Work to be completed
Skip every picture and transcribe the remaining material exactly.

Exercise materials
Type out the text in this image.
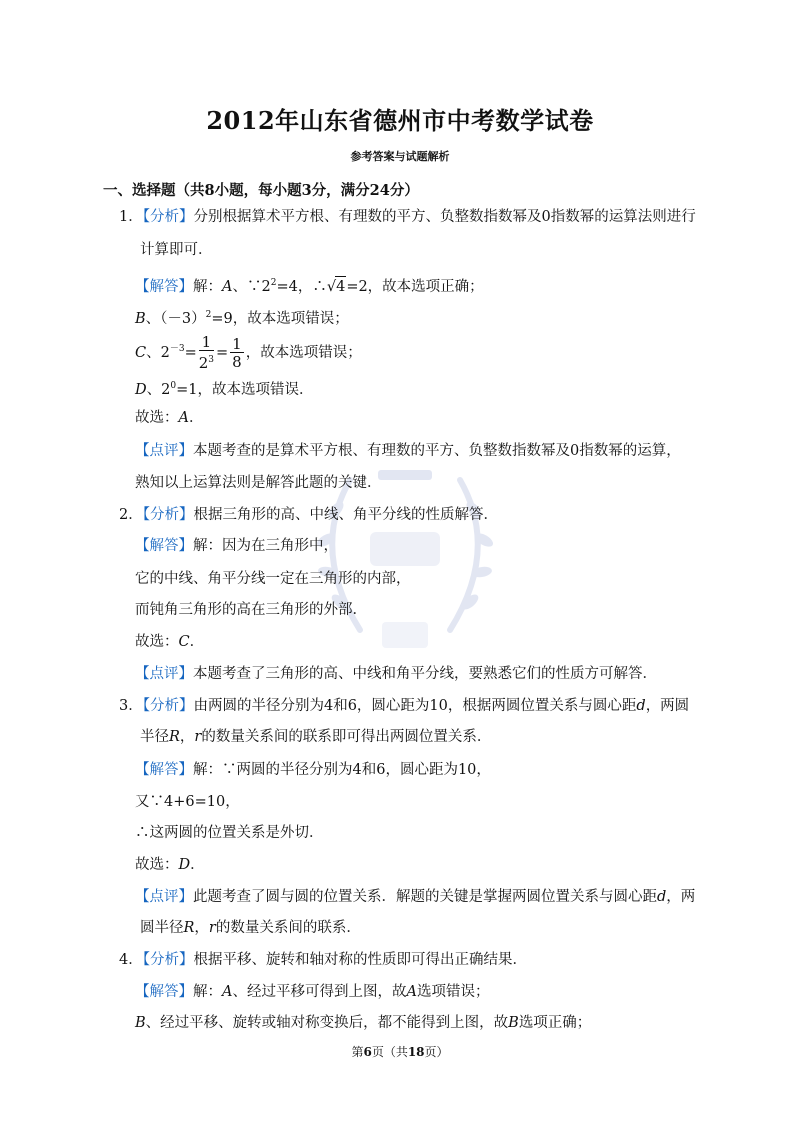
2012年山东省德州市中考数学试卷
参考答案与试题解析
一、选择题（共8小题，每小题3分，满分24分）
1．【分析】分别根据算术平方根、有理数的平方、负整数指数幂及0指数幂的运算法则进行
计算即可．
【解答】解：A、$\because 2^2=4$，∴√4=2，故本选项正确；
B、$(-3)^2=9$，故本选项错误；
C、$2^{-3}= \frac{1}{2^3} = \frac{1}{8}$ ，故本选项错误；
D、$2^0=1$，故本选项错误．
故选：A．
【点评】本题考查的是算术平方根、有理数的平方、负整数指数幂及0指数幂的运算，
熟知以上运算法则是解答此题的关键．
2．【分析】根据三角形的高、中线、角平分线的性质解答．
【解答】解：因为在三角形中，
它的中线、角平分线一定在三角形的内部，
而钝角三角形的高在三角形的外部．
故选：C．
【点评】本题考查了三角形的高、中线和角平分线，要熟悉它们的性质方可解答．
3．【分析】由两圆的半径分别为4和6，圆心距为10，根据两圆位置关系与圆心距d，两圆
半径R，r的数量关系间的联系即可得出两圆位置关系．
【解答】解：∵两圆的半径分别为4和6，圆心距为10，
又∵4+6=10，
∴这两圆的位置关系是外切．
故选：D．
【点评】此题考查了圆与圆的位置关系．解题的关键是掌握两圆位置关系与圆心距d，两
圆半径R，r的数量关系间的联系．
4．【分析】根据平移、旋转和轴对称的性质即可得出正确结果．
【解答】解：A、经过平移可得到上图，故A选项错误；
B、经过平移、旋转或轴对称变换后，都不能得到上图，故B选项正确；
第6页（共18页）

Exercise answer
Type out the text in this image.
2012年山东省德州市中考数学试卷
参考答案与试题解析
一、选择题（共8小题，每小题3分，满分24分）
1．【分析】分别根据算术平方根、有理数的平方、负整数指数幂及0指数幂的运算法则进行
计算即可．
【解答】解：A、$\because 2^2=4$，∴√4=2，故本选项正确；
B、$(-3)^2=9$，故本选项错误；
C、$2^{-3}= \frac{1}{2^3} = \frac{1}{8}$ ，故本选项错误；
D、$2^0=1$，故本选项错误．
故选：A．
【点评】本题考查的是算术平方根、有理数的平方、负整数指数幂及0指数幂的运算，
熟知以上运算法则是解答此题的关键．
2．【分析】根据三角形的高、中线、角平分线的性质解答．
【解答】解：因为在三角形中，
它的中线、角平分线一定在三角形的内部，
而钝角三角形的高在三角形的外部．
故选：C．
【点评】本题考查了三角形的高、中线和角平分线，要熟悉它们的性质方可解答．
3．【分析】由两圆的半径分别为4和6，圆心距为10，根据两圆位置关系与圆心距d，两圆
半径R，r的数量关系间的联系即可得出两圆位置关系．
【解答】解：∵两圆的半径分别为4和6，圆心距为10，
又∵4+6=10，
∴这两圆的位置关系是外切．
故选：D．
【点评】此题考查了圆与圆的位置关系．解题的关键是掌握两圆位置关系与圆心距d，两
圆半径R，r的数量关系间的联系．
4．【分析】根据平移、旋转和轴对称的性质即可得出正确结果．
【解答】解：A、经过平移可得到上图，故A选项错误；
B、经过平移、旋转或轴对称变换后，都不能得到上图，故B选项正确；
第6页（共18页）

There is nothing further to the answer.